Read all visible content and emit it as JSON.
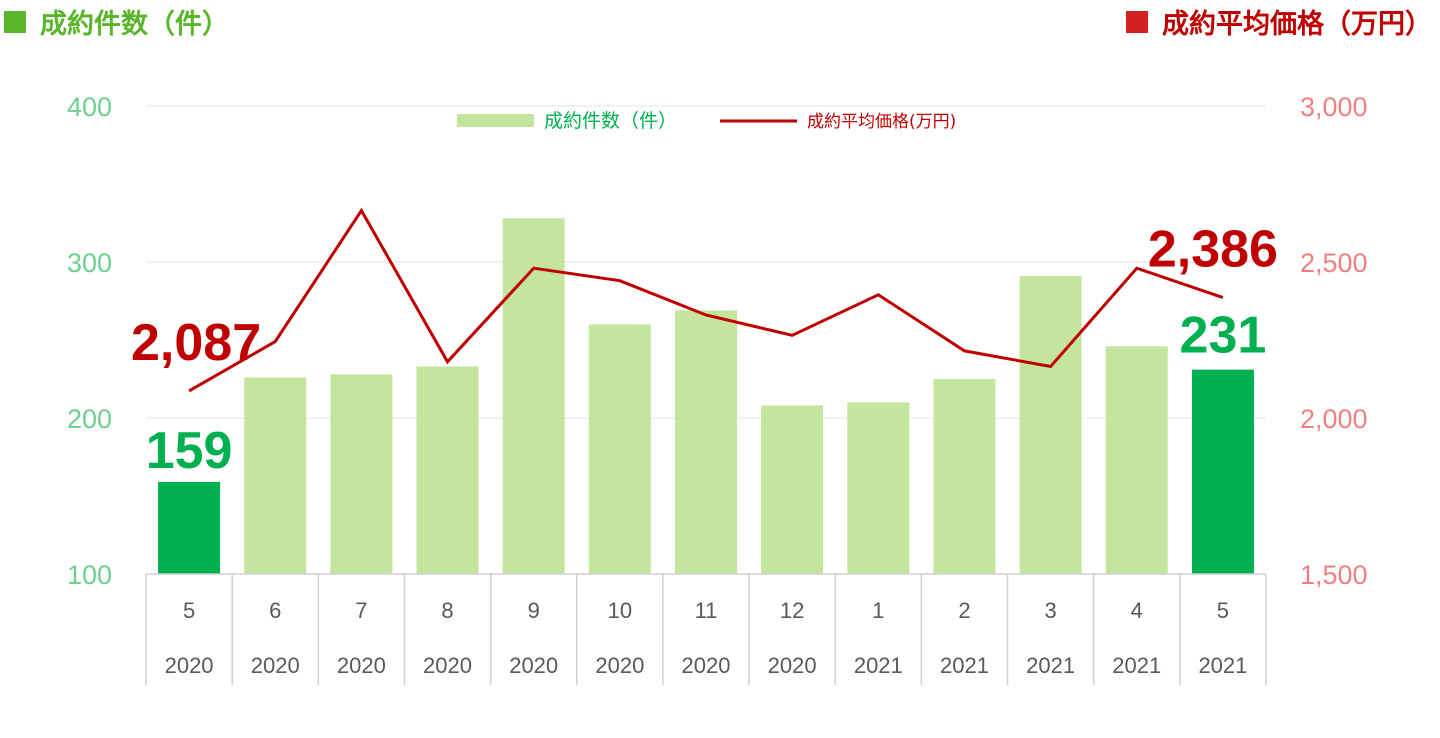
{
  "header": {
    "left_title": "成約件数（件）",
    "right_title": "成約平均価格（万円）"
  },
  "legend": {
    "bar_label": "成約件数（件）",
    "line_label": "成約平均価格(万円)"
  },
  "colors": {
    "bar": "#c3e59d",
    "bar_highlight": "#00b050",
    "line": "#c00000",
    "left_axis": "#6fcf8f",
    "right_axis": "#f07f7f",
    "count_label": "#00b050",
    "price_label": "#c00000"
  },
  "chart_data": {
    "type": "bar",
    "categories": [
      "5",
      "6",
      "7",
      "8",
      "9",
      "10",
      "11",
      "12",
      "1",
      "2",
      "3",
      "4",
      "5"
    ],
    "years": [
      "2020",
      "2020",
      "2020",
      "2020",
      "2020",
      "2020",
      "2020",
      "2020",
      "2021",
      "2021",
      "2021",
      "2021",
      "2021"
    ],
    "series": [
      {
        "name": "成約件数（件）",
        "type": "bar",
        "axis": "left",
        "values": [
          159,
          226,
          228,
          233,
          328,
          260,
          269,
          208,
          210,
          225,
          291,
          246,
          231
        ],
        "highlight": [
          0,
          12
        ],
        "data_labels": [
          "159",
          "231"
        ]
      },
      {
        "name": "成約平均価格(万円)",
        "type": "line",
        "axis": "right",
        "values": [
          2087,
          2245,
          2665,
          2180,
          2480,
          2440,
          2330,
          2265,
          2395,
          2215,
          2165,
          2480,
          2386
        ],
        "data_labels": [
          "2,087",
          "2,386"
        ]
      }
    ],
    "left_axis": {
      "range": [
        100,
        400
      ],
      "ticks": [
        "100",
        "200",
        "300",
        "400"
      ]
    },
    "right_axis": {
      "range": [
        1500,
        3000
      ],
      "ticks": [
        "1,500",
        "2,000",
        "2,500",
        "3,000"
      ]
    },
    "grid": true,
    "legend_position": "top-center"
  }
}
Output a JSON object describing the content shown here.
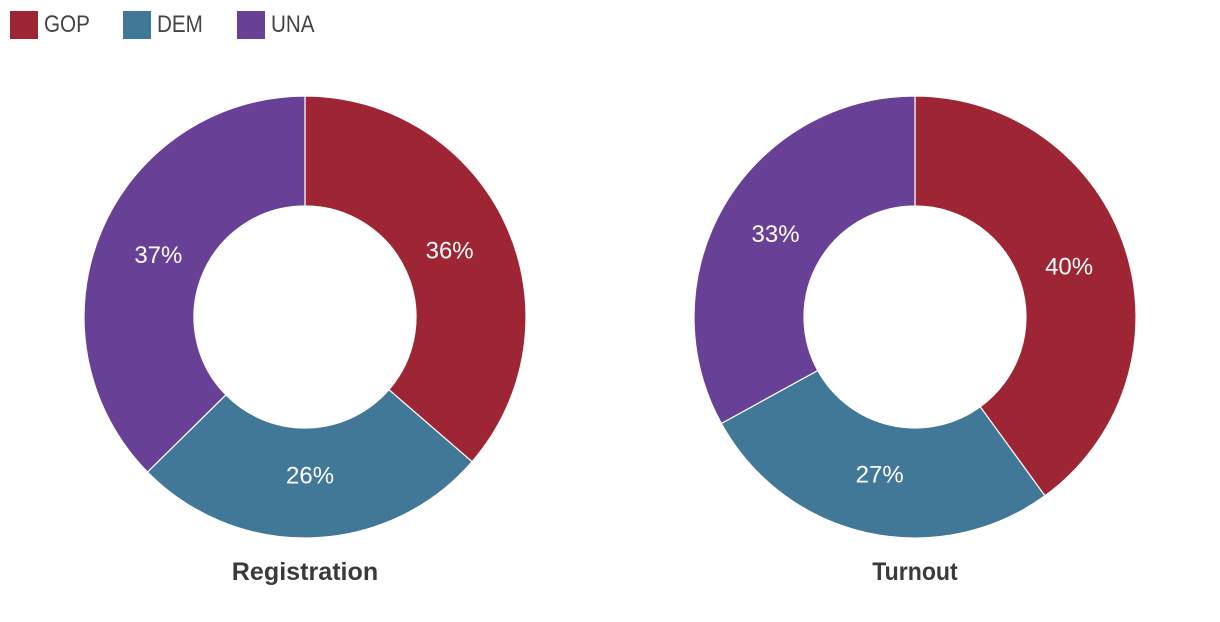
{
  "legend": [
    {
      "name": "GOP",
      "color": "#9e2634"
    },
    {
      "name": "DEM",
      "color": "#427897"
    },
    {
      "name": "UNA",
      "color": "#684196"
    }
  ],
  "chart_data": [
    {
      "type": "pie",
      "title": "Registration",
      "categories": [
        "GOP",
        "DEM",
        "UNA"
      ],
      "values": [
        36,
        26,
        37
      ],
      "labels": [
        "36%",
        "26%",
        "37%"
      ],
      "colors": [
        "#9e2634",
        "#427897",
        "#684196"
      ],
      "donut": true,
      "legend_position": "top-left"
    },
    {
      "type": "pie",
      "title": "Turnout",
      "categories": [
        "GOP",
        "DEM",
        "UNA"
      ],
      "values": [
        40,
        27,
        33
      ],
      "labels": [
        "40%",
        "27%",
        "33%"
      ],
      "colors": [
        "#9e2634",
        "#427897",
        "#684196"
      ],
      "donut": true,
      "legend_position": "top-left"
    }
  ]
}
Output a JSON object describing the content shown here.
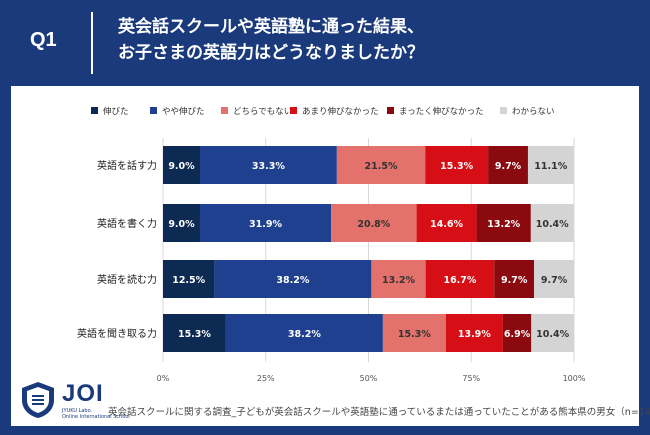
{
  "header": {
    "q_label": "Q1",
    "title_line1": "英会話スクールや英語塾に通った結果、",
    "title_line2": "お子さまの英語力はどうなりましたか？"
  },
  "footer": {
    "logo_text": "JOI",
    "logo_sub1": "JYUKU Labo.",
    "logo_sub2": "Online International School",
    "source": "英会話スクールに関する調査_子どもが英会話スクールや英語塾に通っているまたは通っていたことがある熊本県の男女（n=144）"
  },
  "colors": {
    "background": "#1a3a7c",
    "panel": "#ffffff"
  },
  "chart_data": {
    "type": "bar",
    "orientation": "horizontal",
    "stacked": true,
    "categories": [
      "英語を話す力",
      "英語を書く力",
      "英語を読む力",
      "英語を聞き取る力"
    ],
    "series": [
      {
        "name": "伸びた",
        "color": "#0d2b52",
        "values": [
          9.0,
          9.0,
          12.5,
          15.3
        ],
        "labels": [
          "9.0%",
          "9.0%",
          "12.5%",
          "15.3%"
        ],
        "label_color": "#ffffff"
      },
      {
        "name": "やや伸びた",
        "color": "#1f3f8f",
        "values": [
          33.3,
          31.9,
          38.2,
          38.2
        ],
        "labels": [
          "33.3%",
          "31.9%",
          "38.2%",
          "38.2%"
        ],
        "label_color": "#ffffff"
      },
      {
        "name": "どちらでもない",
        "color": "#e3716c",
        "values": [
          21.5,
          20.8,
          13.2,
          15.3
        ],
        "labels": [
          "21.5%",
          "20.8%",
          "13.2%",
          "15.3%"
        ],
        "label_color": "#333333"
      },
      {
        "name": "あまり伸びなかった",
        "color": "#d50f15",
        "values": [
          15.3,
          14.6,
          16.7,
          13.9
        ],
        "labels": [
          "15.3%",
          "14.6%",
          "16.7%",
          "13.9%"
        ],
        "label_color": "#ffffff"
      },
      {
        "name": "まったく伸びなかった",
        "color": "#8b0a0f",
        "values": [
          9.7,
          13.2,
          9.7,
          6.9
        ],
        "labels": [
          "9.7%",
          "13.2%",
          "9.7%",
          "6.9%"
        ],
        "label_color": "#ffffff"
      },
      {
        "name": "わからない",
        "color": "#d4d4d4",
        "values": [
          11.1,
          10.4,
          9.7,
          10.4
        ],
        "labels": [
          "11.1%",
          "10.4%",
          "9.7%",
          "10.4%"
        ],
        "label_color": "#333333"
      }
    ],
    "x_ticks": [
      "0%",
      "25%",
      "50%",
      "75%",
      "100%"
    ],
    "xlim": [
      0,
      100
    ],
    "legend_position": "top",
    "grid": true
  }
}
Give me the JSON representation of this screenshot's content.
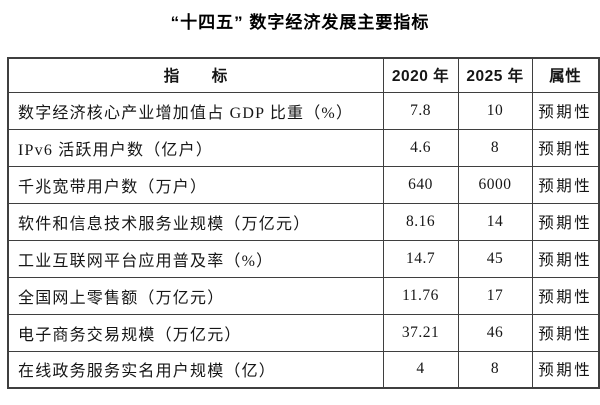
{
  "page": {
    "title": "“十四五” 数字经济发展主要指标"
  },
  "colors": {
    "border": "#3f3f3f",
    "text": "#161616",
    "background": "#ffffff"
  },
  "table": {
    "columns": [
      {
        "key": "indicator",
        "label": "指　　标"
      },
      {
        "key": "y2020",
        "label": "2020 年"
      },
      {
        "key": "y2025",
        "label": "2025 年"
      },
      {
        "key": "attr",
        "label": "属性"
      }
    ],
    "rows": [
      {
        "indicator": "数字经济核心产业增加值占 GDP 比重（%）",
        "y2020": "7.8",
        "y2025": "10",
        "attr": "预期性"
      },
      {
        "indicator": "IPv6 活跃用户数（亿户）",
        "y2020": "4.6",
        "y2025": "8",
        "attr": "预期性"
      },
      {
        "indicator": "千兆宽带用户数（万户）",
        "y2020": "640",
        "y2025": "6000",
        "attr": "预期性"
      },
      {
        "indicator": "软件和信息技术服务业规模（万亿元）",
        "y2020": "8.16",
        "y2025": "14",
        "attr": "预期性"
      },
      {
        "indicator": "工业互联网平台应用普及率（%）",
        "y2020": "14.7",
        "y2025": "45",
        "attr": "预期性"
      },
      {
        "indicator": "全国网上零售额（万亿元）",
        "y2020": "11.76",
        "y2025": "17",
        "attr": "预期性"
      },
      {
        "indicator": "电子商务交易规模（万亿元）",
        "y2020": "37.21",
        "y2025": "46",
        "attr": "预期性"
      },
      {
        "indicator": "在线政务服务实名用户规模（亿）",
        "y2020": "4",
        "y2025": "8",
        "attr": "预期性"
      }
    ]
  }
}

+-------+

### GIVEN EXERCISE:
Write the lines above out again exactly, without any of their pictures.

### FINISHED EXERCISE:
Read all visible content and emit it as JSON.
{
  "header": {
    "left_title": "成約件数（件）",
    "right_title": "成約平均価格（万円）"
  },
  "legend": {
    "bar_label": "成約件数（件）",
    "line_label": "成約平均価格(万円)"
  },
  "colors": {
    "bar": "#c3e59d",
    "bar_highlight": "#00b050",
    "line": "#c00000",
    "left_axis": "#6fcf8f",
    "right_axis": "#f07f7f",
    "count_label": "#00b050",
    "price_label": "#c00000"
  },
  "chart_data": {
    "type": "bar",
    "categories": [
      "5",
      "6",
      "7",
      "8",
      "9",
      "10",
      "11",
      "12",
      "1",
      "2",
      "3",
      "4",
      "5"
    ],
    "years": [
      "2020",
      "2020",
      "2020",
      "2020",
      "2020",
      "2020",
      "2020",
      "2020",
      "2021",
      "2021",
      "2021",
      "2021",
      "2021"
    ],
    "series": [
      {
        "name": "成約件数（件）",
        "type": "bar",
        "axis": "left",
        "values": [
          159,
          226,
          228,
          233,
          328,
          260,
          269,
          208,
          210,
          225,
          291,
          246,
          231
        ],
        "highlight": [
          0,
          12
        ],
        "data_labels": [
          "159",
          "231"
        ]
      },
      {
        "name": "成約平均価格(万円)",
        "type": "line",
        "axis": "right",
        "values": [
          2087,
          2245,
          2665,
          2180,
          2480,
          2440,
          2330,
          2265,
          2395,
          2215,
          2165,
          2480,
          2386
        ],
        "data_labels": [
          "2,087",
          "2,386"
        ]
      }
    ],
    "left_axis": {
      "range": [
        100,
        400
      ],
      "ticks": [
        "100",
        "200",
        "300",
        "400"
      ]
    },
    "right_axis": {
      "range": [
        1500,
        3000
      ],
      "ticks": [
        "1,500",
        "2,000",
        "2,500",
        "3,000"
      ]
    },
    "grid": true,
    "legend_position": "top-center"
  }
}
Output a JSON object describing the content shown here.
{
  "legend": [
    {
      "name": "GOP",
      "color": "#9e2634"
    },
    {
      "name": "DEM",
      "color": "#427897"
    },
    {
      "name": "UNA",
      "color": "#684196"
    }
  ],
  "chart_data": [
    {
      "type": "pie",
      "title": "Registration",
      "categories": [
        "GOP",
        "DEM",
        "UNA"
      ],
      "values": [
        36,
        26,
        37
      ],
      "labels": [
        "36%",
        "26%",
        "37%"
      ],
      "colors": [
        "#9e2634",
        "#427897",
        "#684196"
      ],
      "donut": true,
      "legend_position": "top-left"
    },
    {
      "type": "pie",
      "title": "Turnout",
      "categories": [
        "GOP",
        "DEM",
        "UNA"
      ],
      "values": [
        40,
        27,
        33
      ],
      "labels": [
        "40%",
        "27%",
        "33%"
      ],
      "colors": [
        "#9e2634",
        "#427897",
        "#684196"
      ],
      "donut": true,
      "legend_position": "top-left"
    }
  ]
}
Output a JSON object describing the content shown here.
{
  "header": {
    "q_label": "Q1",
    "title_line1": "英会話スクールや英語塾に通った結果、",
    "title_line2": "お子さまの英語力はどうなりましたか？"
  },
  "footer": {
    "logo_text": "JOI",
    "logo_sub1": "JYUKU Labo.",
    "logo_sub2": "Online International School",
    "source": "英会話スクールに関する調査_子どもが英会話スクールや英語塾に通っているまたは通っていたことがある熊本県の男女（n=144）"
  },
  "colors": {
    "background": "#1a3a7c",
    "panel": "#ffffff"
  },
  "chart_data": {
    "type": "bar",
    "orientation": "horizontal",
    "stacked": true,
    "categories": [
      "英語を話す力",
      "英語を書く力",
      "英語を読む力",
      "英語を聞き取る力"
    ],
    "series": [
      {
        "name": "伸びた",
        "color": "#0d2b52",
        "values": [
          9.0,
          9.0,
          12.5,
          15.3
        ],
        "labels": [
          "9.0%",
          "9.0%",
          "12.5%",
          "15.3%"
        ],
        "label_color": "#ffffff"
      },
      {
        "name": "やや伸びた",
        "color": "#1f3f8f",
        "values": [
          33.3,
          31.9,
          38.2,
          38.2
        ],
        "labels": [
          "33.3%",
          "31.9%",
          "38.2%",
          "38.2%"
        ],
        "label_color": "#ffffff"
      },
      {
        "name": "どちらでもない",
        "color": "#e3716c",
        "values": [
          21.5,
          20.8,
          13.2,
          15.3
        ],
        "labels": [
          "21.5%",
          "20.8%",
          "13.2%",
          "15.3%"
        ],
        "label_color": "#333333"
      },
      {
        "name": "あまり伸びなかった",
        "color": "#d50f15",
        "values": [
          15.3,
          14.6,
          16.7,
          13.9
        ],
        "labels": [
          "15.3%",
          "14.6%",
          "16.7%",
          "13.9%"
        ],
        "label_color": "#ffffff"
      },
      {
        "name": "まったく伸びなかった",
        "color": "#8b0a0f",
        "values": [
          9.7,
          13.2,
          9.7,
          6.9
        ],
        "labels": [
          "9.7%",
          "13.2%",
          "9.7%",
          "6.9%"
        ],
        "label_color": "#ffffff"
      },
      {
        "name": "わからない",
        "color": "#d4d4d4",
        "values": [
          11.1,
          10.4,
          9.7,
          10.4
        ],
        "labels": [
          "11.1%",
          "10.4%",
          "9.7%",
          "10.4%"
        ],
        "label_color": "#333333"
      }
    ],
    "x_ticks": [
      "0%",
      "25%",
      "50%",
      "75%",
      "100%"
    ],
    "xlim": [
      0,
      100
    ],
    "legend_position": "top",
    "grid": true
  }
}
Give me the JSON representation of this screenshot's content.
{
  "page": {
    "title": "“十四五” 数字经济发展主要指标"
  },
  "colors": {
    "border": "#3f3f3f",
    "text": "#161616",
    "background": "#ffffff"
  },
  "table": {
    "columns": [
      {
        "key": "indicator",
        "label": "指　　标"
      },
      {
        "key": "y2020",
        "label": "2020 年"
      },
      {
        "key": "y2025",
        "label": "2025 年"
      },
      {
        "key": "attr",
        "label": "属性"
      }
    ],
    "rows": [
      {
        "indicator": "数字经济核心产业增加值占 GDP 比重（%）",
        "y2020": "7.8",
        "y2025": "10",
        "attr": "预期性"
      },
      {
        "indicator": "IPv6 活跃用户数（亿户）",
        "y2020": "4.6",
        "y2025": "8",
        "attr": "预期性"
      },
      {
        "indicator": "千兆宽带用户数（万户）",
        "y2020": "640",
        "y2025": "6000",
        "attr": "预期性"
      },
      {
        "indicator": "软件和信息技术服务业规模（万亿元）",
        "y2020": "8.16",
        "y2025": "14",
        "attr": "预期性"
      },
      {
        "indicator": "工业互联网平台应用普及率（%）",
        "y2020": "14.7",
        "y2025": "45",
        "attr": "预期性"
      },
      {
        "indicator": "全国网上零售额（万亿元）",
        "y2020": "11.76",
        "y2025": "17",
        "attr": "预期性"
      },
      {
        "indicator": "电子商务交易规模（万亿元）",
        "y2020": "37.21",
        "y2025": "46",
        "attr": "预期性"
      },
      {
        "indicator": "在线政务服务实名用户规模（亿）",
        "y2020": "4",
        "y2025": "8",
        "attr": "预期性"
      }
    ]
  }
}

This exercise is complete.